New England Merchants National Bank v. Old Colony Trust Co.

11 Mass. App. Ct. 539 (1981) 417 N.E.2d 471

NEW ENGLAND MERCHANTS NATIONAL BANK OF BOSTON, administrator,
vs.
OLD COLONY TRUST COMPANY & others.

Appeals Court of Massachusetts, Suffolk.

February 10, 1981. March 9, 1981.

Present: GRANT, BROWN, & GREANEY, JJ.

Douglas H. Wilkins (Reginald H. Howe with him) for the plaintiff.

Allan van Gestel for the defendants.

GRANT, J.

This is an action brought against the trustees of a Massachusetts business trust with transferable shares (G.L.c. 182) and their transfer agent by which the plaintiff seeks to recover certain liquidating dividends which the trust declared and paid on its common and preferred shares in 1960 and 1964 in the course of winding up its affairs.[1] The case was submitted on a statement of agreed facts[2] to a *540 judge of the Superior Court, who found for the defendants. The plaintiff appealed from the ensuing judgment.

The agreed facts may be summarized as follows. On December 24, 1931, one Francis A. Gallop was the record owner of 105 of the common shares and ninety of the preferred shares of the trust. On that date he indorsed in blank the transfer forms which appeared on the backs of the two certificates which evidenced his ownership of those shares, and the genuineness of his signature on both certificates was guaranteed by a brokerage house. In 1955 Gallop submitted to the transfer agent an affidavit in which he asserted that he had lost his certificates and by which he applied for the issuance of new certificates. Upon Gallop's submitting a lost securities bond running in favor of the transfer agent and the trust, the trustees authorized the issuance of replacement certificates, which was done. In 1960 the trustees called all the common and preferred shares for redemption. Gallop surrendered his replacement certificates and was paid the liquidating dividends which the trustees had by then declared on both classes of stock. He was also paid a final liquidating dividend which was declared on the common stock in 1964.

(Spatial layout entries)
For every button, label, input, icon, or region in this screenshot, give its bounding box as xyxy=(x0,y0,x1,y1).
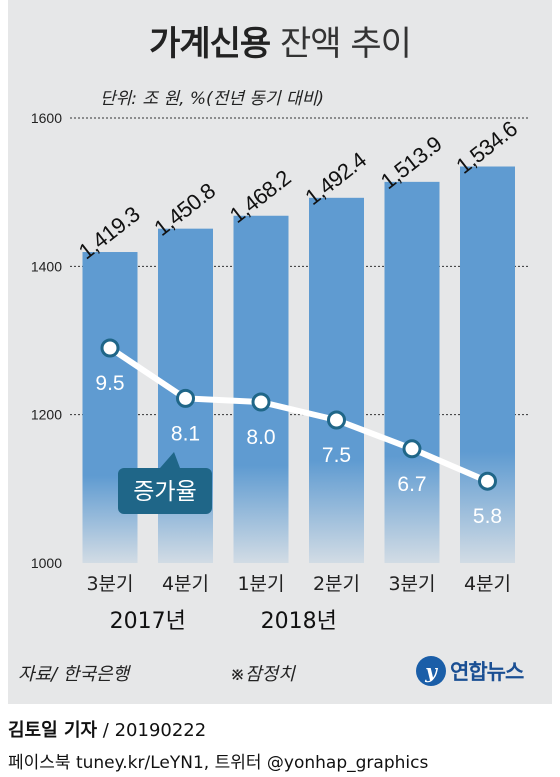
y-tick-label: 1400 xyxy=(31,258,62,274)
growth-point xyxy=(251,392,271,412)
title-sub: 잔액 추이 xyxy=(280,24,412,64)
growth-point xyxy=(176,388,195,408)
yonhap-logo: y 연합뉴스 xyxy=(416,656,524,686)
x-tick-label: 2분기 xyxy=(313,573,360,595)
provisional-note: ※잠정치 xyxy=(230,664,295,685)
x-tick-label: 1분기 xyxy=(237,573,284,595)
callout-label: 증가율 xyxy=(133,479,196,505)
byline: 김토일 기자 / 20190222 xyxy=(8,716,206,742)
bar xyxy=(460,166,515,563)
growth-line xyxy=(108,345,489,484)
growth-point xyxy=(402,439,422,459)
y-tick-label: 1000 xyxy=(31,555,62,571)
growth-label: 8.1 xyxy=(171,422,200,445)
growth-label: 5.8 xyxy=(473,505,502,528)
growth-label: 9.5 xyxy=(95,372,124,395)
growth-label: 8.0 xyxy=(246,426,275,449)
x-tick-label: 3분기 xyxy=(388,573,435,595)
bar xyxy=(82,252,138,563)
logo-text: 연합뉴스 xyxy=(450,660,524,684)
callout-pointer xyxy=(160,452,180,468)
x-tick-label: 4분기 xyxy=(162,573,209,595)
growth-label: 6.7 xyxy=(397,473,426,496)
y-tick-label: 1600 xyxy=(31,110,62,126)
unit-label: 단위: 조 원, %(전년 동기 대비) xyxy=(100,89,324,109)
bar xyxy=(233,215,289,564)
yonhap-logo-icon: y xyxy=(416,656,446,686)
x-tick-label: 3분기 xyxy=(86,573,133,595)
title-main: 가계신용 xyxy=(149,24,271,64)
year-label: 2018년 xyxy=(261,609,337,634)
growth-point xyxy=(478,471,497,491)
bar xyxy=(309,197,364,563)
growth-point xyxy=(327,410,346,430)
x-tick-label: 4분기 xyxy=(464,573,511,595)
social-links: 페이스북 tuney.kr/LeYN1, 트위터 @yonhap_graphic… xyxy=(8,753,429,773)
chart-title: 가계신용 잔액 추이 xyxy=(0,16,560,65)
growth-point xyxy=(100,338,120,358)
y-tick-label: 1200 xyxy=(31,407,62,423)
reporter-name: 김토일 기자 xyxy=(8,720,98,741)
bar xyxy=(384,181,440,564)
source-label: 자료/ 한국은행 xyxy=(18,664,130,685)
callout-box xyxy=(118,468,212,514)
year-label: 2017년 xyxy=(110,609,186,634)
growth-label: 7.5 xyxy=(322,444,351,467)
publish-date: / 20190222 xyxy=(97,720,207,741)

Given exercise
Reproduce everything in the court opinion from "NEW ENGLAND MERCHANTS NATIONAL BANK OF" down to "for the plaintiff.", replacing "plaintiff" with "appellant".

Reply to the exercise
NEW ENGLAND MERCHANTS NATIONAL BANK OF BOSTON, administrator,
vs.
OLD COLONY TRUST COMPANY & others.

Appeals Court of Massachusetts, Suffolk.

February 10, 1981. March 9, 1981.

Present: GRANT, BROWN, & GREANEY, JJ.

Douglas H. Wilkins (Reginald H. Howe with him) for the appellant.